Consignes:
- a) Condensez sous forme de liste le paragraphe de l'extrait sur la politique monétaire qui débute par « Depuis l'été 2007 ». Conservez ses faits essentiels.
- b) Recopiez à l'identique le passage de l'extrait sur la politique monétaire. Il s'ouvre sur les mots contenant « La politique monétaire est-elle » et se ferme sur « prévision d’octobre 2012. ».

Extrait présenté:
====

La politique monétaire est-elle devenue inefficace ?

Par Christophe Blot, Catherine Mathieu et Christine Rifflart

Ce texte résume l’étude spéciale de la prévision d’octobre 2012.

Depuis l’été 2007, les banques centrales des pays industrialisés sont intervenues de façon constante pour contrer les effets négatifs de la crise financière sur le fonctionnement du système bancaire et financier et pour faire redémarrer la croissance. Dans un premier temps, les taux directeurs ont été considérablement abaissés et maintenus ensuite à un niveau proche de 0[1]. Dans un deuxième temps, à partir du début de l’année 2009, les banques centrales ont mis en œuvre des mesures dites non conventionnelles. Si ces politiques peuvent différer d’une banque centrale à l’autre, elles se traduisent toutes par une augmentation de la taille de leur bilan ainsi que par une modification de la composition de l’actif de ce bilan. Néanmoins, trois ans après le creux d’activité observé aux Etats-Unis, dans la zone euro et au Royaume-Uni, force est de constater que la reprise n’est pas au rendez-vous ; le chômage se maintient partout à un niveau élevé. En Europe, une nouvelle récession menace[2]. Ces éléments remettent-ils en cause l’efficacité de la politique monétaire et plus particulièrement des mesures non conventionnelles ?

====

Données de placement des éléments:
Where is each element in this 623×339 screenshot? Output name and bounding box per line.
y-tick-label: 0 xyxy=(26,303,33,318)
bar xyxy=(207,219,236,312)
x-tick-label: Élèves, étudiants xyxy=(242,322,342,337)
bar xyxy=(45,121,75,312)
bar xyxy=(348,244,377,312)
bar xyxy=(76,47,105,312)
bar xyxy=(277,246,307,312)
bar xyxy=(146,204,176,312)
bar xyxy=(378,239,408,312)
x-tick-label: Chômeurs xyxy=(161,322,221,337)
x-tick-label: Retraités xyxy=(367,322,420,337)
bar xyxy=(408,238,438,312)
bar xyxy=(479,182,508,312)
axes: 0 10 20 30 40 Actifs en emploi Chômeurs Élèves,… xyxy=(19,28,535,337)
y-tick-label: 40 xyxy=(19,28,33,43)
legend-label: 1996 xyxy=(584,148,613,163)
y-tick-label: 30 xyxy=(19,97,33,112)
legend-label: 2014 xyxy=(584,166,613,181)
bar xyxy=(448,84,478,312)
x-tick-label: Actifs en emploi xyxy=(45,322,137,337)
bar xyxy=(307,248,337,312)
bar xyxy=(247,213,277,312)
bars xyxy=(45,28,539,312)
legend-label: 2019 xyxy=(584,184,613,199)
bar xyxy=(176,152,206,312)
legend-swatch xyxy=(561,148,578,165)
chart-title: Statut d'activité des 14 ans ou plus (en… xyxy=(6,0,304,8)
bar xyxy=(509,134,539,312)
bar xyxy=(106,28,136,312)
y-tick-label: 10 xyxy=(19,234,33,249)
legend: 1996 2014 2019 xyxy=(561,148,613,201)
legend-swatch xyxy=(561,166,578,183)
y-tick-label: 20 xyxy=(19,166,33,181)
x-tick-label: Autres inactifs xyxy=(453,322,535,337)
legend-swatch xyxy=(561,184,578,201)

====

Réponses par consigne:
- a)
- Depuis l'été 2007, les banques centrales des pays industrialisés interviennent constamment. Elles veulent contrer les effets de la crise financière sur le système bancaire et financier et relancer la croissance.
- Elles ont d'abord fortement abaissé leurs taux directeurs, puis les ont maintenus près de 0.
- Dès le début de 2009, elles ont adopté des mesures non conventionnelles. Celles-ci varient d'une banque centrale à l'autre, mais elles augmentent toutes la taille de leur bilan et modifient la composition de son actif.
- Trois ans après le creux d'activité aux États-Unis, dans la zone euro et au Royaume-Uni, la reprise n'est pas là. Le chômage reste élevé partout, et une nouvelle récession menace l'Europe.
- Il faut donc se demander si l'efficacité de la politique monétaire, et surtout celle des mesures non conventionnelles, est remise en cause.

- b)
La politique monétaire est-elle devenue inefficace ?

Par Christophe Blot, Catherine Mathieu et Christine Rifflart

Ce texte résume l’étude spéciale de la prévision d’octobre 2012.